• Given instruction:
Among the lines below, count those containing the word "puntos". Give the number only.

• The data:
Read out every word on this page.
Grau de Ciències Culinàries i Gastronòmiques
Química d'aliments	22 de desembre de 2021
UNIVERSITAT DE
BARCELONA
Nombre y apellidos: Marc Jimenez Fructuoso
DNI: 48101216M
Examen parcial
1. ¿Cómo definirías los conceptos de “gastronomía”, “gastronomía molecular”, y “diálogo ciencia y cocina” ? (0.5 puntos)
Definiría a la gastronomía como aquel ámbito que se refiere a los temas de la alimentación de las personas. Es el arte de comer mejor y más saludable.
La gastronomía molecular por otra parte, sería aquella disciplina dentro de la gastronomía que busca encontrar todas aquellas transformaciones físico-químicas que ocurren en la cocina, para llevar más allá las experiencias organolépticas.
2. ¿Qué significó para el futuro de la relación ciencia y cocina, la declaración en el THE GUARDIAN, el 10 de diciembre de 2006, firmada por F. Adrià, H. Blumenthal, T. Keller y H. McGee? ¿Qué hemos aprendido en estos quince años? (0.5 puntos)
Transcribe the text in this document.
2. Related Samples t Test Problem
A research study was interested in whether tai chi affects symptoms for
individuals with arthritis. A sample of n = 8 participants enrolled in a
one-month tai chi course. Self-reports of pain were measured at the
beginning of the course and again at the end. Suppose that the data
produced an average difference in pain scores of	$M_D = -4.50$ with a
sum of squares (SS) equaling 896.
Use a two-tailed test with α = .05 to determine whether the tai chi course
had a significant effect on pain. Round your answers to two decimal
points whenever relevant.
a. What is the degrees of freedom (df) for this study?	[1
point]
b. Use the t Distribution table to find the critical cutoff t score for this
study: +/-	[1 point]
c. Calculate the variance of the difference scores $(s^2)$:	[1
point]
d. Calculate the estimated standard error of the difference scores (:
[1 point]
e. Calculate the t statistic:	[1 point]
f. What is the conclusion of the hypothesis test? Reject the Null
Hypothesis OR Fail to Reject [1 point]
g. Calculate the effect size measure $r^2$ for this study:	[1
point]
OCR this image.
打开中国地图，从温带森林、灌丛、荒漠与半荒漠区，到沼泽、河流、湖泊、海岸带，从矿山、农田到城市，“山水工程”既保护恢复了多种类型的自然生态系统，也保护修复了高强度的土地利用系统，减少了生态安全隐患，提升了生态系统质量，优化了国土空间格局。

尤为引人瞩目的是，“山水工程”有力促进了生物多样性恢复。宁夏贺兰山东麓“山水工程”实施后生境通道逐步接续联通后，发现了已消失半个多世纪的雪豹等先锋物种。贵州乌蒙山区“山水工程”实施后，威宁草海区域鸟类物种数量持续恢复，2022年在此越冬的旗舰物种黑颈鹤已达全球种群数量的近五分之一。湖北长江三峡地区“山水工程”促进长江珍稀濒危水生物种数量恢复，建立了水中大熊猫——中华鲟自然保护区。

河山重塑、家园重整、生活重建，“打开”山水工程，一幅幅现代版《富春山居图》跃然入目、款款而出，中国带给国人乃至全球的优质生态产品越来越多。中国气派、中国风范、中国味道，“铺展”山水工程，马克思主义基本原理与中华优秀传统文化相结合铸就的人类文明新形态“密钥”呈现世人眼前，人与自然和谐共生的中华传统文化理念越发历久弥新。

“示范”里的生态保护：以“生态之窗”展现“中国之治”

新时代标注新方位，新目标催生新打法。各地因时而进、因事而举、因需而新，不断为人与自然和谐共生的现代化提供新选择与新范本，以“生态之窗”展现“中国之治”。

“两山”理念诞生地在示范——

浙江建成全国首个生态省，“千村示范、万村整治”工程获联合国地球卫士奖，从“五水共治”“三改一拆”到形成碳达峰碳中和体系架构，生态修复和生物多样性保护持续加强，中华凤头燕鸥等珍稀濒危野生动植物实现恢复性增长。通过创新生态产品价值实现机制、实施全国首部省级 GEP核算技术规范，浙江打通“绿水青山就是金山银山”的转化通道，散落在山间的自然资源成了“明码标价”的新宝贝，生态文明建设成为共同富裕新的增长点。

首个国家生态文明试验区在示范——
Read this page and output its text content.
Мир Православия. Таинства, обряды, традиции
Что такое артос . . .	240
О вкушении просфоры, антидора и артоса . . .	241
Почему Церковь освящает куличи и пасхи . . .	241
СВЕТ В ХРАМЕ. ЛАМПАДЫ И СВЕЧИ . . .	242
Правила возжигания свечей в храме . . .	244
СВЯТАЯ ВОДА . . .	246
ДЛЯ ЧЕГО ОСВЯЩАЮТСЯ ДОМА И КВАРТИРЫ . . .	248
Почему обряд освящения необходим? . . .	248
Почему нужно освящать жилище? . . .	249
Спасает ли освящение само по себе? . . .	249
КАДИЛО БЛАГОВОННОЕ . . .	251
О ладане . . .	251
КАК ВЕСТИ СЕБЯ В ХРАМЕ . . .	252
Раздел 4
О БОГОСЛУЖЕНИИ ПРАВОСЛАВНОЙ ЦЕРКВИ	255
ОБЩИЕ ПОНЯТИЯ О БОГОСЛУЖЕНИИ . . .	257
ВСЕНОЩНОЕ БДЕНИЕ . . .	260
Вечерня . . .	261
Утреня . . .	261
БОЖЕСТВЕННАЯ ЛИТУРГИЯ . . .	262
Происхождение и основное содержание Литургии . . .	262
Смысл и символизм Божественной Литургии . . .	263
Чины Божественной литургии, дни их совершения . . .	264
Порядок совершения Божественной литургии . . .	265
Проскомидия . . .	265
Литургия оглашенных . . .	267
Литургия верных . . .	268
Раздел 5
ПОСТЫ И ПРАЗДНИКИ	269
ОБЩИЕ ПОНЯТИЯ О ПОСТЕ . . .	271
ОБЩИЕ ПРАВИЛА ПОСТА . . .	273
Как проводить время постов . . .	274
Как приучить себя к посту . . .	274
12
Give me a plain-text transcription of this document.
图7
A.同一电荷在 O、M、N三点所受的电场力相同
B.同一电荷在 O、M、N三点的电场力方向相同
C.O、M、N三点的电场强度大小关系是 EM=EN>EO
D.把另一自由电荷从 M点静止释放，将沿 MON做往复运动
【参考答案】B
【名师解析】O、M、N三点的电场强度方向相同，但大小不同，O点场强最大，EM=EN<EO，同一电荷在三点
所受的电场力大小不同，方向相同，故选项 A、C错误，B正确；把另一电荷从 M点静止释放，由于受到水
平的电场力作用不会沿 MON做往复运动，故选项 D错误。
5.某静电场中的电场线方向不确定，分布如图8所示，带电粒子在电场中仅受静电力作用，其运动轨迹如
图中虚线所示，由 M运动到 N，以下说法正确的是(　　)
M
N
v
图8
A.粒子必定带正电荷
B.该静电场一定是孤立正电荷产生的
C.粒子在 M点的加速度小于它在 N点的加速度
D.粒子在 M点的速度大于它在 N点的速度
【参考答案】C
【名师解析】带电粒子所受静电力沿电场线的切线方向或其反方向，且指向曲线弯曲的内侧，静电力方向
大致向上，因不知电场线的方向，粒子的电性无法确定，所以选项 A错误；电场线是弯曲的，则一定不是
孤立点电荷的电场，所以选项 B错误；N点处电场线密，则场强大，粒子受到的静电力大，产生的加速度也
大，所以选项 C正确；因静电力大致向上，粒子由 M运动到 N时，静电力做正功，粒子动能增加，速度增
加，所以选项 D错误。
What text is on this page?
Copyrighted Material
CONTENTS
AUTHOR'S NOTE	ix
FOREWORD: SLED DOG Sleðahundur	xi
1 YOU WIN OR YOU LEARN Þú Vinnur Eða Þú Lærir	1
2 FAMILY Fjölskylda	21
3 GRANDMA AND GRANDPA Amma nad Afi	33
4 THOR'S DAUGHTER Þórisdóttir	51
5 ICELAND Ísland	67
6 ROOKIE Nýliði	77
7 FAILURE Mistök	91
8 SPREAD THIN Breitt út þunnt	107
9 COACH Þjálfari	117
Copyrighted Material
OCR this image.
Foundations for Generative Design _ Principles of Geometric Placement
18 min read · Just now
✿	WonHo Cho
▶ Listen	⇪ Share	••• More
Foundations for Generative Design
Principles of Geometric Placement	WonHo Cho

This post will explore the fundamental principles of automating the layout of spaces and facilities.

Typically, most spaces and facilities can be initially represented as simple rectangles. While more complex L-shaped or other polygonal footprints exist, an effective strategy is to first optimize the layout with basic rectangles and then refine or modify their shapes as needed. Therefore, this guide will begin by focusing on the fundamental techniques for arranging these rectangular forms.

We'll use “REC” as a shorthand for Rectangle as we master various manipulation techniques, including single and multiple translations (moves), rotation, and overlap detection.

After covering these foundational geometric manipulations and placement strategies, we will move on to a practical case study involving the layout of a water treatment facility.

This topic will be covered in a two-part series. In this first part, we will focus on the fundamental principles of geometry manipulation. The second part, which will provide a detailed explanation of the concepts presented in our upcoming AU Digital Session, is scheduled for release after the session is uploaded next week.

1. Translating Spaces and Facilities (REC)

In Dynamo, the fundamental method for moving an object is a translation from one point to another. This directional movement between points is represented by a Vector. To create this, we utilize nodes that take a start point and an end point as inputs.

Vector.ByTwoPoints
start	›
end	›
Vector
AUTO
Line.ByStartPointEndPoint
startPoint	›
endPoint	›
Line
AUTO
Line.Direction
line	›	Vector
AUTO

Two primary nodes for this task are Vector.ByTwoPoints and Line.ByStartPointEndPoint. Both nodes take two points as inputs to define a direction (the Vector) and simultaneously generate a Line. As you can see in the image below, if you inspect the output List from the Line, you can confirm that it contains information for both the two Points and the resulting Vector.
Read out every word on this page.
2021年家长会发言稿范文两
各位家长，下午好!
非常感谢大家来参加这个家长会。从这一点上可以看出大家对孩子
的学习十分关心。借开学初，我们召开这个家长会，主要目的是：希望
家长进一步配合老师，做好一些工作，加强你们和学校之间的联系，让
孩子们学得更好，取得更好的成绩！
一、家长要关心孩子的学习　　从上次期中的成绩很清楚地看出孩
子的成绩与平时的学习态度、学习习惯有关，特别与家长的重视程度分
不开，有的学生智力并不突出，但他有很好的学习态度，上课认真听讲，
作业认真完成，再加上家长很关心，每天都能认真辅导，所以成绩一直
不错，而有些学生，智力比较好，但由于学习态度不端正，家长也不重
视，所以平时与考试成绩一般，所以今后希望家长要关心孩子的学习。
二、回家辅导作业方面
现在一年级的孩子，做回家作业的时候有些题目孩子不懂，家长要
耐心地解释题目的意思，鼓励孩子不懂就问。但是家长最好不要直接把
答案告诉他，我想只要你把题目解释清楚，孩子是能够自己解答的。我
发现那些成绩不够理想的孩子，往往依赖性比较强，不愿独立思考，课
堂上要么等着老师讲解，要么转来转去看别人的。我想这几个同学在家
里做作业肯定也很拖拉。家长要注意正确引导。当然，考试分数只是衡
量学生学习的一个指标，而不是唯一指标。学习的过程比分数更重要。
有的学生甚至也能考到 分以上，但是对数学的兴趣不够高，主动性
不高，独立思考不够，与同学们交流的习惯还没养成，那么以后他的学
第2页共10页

• Correct response:
2